• Task: Using the entries below, transcribe exactly the line containing "Extract the structured" and each line that follows it to the end.
>> Begin Records for the exercise
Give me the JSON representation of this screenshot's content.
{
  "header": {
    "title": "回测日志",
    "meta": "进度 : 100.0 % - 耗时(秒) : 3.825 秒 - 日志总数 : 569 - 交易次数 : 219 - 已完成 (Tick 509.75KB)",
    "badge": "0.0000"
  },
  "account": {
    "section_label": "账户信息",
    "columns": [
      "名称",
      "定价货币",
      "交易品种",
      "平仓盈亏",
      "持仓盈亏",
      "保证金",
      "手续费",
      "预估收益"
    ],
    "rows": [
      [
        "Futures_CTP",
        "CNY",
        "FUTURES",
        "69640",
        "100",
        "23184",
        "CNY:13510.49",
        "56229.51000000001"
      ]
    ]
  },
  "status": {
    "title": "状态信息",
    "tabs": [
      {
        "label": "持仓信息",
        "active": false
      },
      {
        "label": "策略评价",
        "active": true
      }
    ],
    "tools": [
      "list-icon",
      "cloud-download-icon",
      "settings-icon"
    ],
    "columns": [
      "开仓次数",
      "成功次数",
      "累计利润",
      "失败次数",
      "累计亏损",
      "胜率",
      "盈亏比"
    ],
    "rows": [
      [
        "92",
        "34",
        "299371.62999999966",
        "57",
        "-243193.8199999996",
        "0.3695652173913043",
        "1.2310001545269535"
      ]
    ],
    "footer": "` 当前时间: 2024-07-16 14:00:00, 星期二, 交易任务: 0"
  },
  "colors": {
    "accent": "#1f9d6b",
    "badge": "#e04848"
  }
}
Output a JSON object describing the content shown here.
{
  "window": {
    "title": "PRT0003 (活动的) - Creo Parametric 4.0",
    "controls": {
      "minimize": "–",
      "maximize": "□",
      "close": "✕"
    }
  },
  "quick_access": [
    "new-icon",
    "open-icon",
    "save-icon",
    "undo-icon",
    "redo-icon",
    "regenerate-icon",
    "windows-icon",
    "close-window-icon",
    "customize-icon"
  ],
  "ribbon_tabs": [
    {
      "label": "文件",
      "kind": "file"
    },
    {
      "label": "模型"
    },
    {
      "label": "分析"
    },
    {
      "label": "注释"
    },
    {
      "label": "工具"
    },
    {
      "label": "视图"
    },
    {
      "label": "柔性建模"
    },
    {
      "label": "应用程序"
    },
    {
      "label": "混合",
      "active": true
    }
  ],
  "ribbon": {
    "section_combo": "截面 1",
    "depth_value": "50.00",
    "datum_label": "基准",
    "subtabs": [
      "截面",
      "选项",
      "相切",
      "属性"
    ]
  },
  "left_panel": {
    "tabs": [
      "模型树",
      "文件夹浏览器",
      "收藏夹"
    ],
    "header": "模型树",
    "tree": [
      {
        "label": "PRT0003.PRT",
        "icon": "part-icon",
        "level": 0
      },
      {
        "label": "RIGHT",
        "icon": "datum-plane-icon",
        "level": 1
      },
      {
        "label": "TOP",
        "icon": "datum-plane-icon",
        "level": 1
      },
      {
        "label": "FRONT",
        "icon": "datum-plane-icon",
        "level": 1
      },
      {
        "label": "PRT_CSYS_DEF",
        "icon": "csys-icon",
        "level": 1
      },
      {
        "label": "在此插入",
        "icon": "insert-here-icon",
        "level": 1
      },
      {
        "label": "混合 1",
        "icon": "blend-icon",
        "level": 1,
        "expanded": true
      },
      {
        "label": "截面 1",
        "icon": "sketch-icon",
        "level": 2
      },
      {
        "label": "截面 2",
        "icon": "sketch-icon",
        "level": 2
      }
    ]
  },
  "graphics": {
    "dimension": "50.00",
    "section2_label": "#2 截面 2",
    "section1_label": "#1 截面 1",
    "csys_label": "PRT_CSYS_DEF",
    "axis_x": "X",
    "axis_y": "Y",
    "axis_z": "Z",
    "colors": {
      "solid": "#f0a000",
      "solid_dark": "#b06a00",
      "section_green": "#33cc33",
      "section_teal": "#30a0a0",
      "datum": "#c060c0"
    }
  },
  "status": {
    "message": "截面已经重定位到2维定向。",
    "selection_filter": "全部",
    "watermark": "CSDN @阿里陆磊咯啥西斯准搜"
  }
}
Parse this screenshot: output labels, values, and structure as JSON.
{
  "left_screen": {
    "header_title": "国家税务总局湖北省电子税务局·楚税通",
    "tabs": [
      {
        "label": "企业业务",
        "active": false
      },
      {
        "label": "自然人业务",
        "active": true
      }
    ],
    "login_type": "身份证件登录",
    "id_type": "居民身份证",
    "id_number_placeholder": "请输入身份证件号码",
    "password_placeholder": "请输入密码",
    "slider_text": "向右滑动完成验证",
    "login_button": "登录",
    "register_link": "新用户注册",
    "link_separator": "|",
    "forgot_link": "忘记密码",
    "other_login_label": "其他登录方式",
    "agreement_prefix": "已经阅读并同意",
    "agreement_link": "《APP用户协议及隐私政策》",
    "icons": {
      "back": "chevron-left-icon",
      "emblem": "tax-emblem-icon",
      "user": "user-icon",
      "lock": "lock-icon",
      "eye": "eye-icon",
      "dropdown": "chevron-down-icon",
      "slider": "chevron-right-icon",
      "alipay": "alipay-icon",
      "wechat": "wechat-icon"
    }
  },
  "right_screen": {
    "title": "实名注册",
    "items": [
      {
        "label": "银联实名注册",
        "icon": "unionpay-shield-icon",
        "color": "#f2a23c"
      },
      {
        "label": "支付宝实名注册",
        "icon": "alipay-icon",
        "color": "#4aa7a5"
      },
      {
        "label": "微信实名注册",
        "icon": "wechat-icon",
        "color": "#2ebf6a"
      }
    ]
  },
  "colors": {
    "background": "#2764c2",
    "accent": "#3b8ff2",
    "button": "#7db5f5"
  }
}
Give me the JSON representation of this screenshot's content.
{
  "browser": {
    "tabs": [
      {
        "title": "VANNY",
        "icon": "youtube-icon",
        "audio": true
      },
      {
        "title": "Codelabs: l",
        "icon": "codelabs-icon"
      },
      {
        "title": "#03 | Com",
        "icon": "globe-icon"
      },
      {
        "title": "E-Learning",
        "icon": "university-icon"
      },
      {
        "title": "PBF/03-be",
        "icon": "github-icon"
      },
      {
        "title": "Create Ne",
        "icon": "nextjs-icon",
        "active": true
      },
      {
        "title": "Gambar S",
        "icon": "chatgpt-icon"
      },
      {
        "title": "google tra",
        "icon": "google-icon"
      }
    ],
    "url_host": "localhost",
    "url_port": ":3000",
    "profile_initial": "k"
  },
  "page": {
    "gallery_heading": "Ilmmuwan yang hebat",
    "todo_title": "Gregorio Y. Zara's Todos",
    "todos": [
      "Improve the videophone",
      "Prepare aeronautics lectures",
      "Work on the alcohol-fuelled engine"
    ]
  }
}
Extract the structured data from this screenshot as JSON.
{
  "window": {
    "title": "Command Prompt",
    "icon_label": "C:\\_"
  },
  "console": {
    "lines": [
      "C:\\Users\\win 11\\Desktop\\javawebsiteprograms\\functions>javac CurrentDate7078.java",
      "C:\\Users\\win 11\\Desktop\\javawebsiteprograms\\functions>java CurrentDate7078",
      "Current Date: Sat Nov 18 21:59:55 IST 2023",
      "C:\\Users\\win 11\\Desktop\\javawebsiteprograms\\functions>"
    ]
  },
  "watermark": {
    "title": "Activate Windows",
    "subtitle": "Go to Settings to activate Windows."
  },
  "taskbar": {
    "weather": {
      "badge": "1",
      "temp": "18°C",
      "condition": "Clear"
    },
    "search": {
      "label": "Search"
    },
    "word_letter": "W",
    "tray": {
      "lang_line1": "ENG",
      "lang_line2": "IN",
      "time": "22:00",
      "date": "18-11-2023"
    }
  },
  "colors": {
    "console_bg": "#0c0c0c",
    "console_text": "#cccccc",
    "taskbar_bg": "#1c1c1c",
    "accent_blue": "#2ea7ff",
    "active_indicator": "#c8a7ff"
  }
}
>> End Records for the exercise
• Result for this task:
Extract the structured data from this screenshot as JSON.
{
  "window": {
    "title": "Command Prompt",
    "icon_label": "C:\\_"
  },
  "console": {
    "lines": [
      "C:\\Users\\win 11\\Desktop\\javawebsiteprograms\\functions>javac CurrentDate7078.java",
      "C:\\Users\\win 11\\Desktop\\javawebsiteprograms\\functions>java CurrentDate7078",
      "Current Date: Sat Nov 18 21:59:55 IST 2023",
      "C:\\Users\\win 11\\Desktop\\javawebsiteprograms\\functions>"
    ]
  },
  "watermark": {
    "title": "Activate Windows",
    "subtitle": "Go to Settings to activate Windows."
  },
  "taskbar": {
    "weather": {
      "badge": "1",
      "temp": "18°C",
      "condition": "Clear"
    },
    "search": {
      "label": "Search"
    },
    "word_letter": "W",
    "tray": {
      "lang_line1": "ENG",
      "lang_line2": "IN",
      "time": "22:00",
      "date": "18-11-2023"
    }
  },
  "colors": {
    "console_bg": "#0c0c0c",
    "console_text": "#cccccc",
    "taskbar_bg": "#1c1c1c",
    "accent_blue": "#2ea7ff",
    "active_indicator": "#c8a7ff"
  }
}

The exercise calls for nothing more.